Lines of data
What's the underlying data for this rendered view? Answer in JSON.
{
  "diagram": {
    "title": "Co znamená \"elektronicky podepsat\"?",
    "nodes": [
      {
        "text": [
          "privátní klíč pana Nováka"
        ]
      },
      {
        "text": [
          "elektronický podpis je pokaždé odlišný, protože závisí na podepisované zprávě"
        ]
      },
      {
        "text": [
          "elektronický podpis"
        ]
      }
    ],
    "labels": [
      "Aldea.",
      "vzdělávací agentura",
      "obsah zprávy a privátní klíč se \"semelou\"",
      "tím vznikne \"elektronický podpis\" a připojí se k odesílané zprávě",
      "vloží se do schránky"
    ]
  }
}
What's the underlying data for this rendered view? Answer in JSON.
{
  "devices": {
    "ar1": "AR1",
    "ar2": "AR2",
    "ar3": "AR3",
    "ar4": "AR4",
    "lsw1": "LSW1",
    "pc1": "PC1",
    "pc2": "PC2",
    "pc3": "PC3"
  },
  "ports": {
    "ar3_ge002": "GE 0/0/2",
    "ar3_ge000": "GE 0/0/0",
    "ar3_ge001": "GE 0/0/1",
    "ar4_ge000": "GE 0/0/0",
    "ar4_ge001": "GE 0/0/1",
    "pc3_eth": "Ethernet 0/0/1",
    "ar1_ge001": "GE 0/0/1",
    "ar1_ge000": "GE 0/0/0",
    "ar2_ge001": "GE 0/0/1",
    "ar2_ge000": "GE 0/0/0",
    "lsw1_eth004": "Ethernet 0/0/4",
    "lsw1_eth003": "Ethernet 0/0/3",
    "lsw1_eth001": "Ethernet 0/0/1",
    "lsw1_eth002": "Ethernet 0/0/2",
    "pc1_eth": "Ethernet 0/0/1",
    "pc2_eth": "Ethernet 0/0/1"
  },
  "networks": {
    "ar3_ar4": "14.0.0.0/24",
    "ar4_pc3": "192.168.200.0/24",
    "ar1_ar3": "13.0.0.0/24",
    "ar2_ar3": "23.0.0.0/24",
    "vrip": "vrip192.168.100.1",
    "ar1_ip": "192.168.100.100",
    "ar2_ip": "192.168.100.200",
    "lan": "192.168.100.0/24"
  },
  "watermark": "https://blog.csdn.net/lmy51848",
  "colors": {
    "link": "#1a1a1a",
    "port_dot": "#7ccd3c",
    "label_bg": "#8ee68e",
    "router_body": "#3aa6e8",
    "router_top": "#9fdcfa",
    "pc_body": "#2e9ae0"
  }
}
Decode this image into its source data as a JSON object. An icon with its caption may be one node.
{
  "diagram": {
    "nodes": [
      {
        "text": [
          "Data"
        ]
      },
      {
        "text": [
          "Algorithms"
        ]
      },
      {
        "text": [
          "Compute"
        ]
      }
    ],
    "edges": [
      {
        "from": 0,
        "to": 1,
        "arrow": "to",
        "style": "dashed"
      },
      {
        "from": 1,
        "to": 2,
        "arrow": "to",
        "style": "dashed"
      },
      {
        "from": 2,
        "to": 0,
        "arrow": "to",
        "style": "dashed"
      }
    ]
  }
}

▶ [PROBLEM]:
Every record above should be output exactly.

▶ [REPLY TO THE EXERCISE]:
What's the underlying data for this rendered view? Answer in JSON.
{
  "diagram": {
    "title": "Co znamená \"elektronicky podepsat\"?",
    "nodes": [
      {
        "text": [
          "privátní klíč pana Nováka"
        ]
      },
      {
        "text": [
          "elektronický podpis je pokaždé odlišný, protože závisí na podepisované zprávě"
        ]
      },
      {
        "text": [
          "elektronický podpis"
        ]
      }
    ],
    "labels": [
      "Aldea.",
      "vzdělávací agentura",
      "obsah zprávy a privátní klíč se \"semelou\"",
      "tím vznikne \"elektronický podpis\" a připojí se k odesílané zprávě",
      "vloží se do schránky"
    ]
  }
}
What's the underlying data for this rendered view? Answer in JSON.
{
  "devices": {
    "ar1": "AR1",
    "ar2": "AR2",
    "ar3": "AR3",
    "ar4": "AR4",
    "lsw1": "LSW1",
    "pc1": "PC1",
    "pc2": "PC2",
    "pc3": "PC3"
  },
  "ports": {
    "ar3_ge002": "GE 0/0/2",
    "ar3_ge000": "GE 0/0/0",
    "ar3_ge001": "GE 0/0/1",
    "ar4_ge000": "GE 0/0/0",
    "ar4_ge001": "GE 0/0/1",
    "pc3_eth": "Ethernet 0/0/1",
    "ar1_ge001": "GE 0/0/1",
    "ar1_ge000": "GE 0/0/0",
    "ar2_ge001": "GE 0/0/1",
    "ar2_ge000": "GE 0/0/0",
    "lsw1_eth004": "Ethernet 0/0/4",
    "lsw1_eth003": "Ethernet 0/0/3",
    "lsw1_eth001": "Ethernet 0/0/1",
    "lsw1_eth002": "Ethernet 0/0/2",
    "pc1_eth": "Ethernet 0/0/1",
    "pc2_eth": "Ethernet 0/0/1"
  },
  "networks": {
    "ar3_ar4": "14.0.0.0/24",
    "ar4_pc3": "192.168.200.0/24",
    "ar1_ar3": "13.0.0.0/24",
    "ar2_ar3": "23.0.0.0/24",
    "vrip": "vrip192.168.100.1",
    "ar1_ip": "192.168.100.100",
    "ar2_ip": "192.168.100.200",
    "lan": "192.168.100.0/24"
  },
  "watermark": "https://blog.csdn.net/lmy51848",
  "colors": {
    "link": "#1a1a1a",
    "port_dot": "#7ccd3c",
    "label_bg": "#8ee68e",
    "router_body": "#3aa6e8",
    "router_top": "#9fdcfa",
    "pc_body": "#2e9ae0"
  }
}
Decode this image into its source data as a JSON object. An icon with its caption may be one node.
{
  "diagram": {
    "nodes": [
      {
        "text": [
          "Data"
        ]
      },
      {
        "text": [
          "Algorithms"
        ]
      },
      {
        "text": [
          "Compute"
        ]
      }
    ],
    "edges": [
      {
        "from": 0,
        "to": 1,
        "arrow": "to",
        "style": "dashed"
      },
      {
        "from": 1,
        "to": 2,
        "arrow": "to",
        "style": "dashed"
      },
      {
        "from": 2,
        "to": 0,
        "arrow": "to",
        "style": "dashed"
      }
    ]
  }
}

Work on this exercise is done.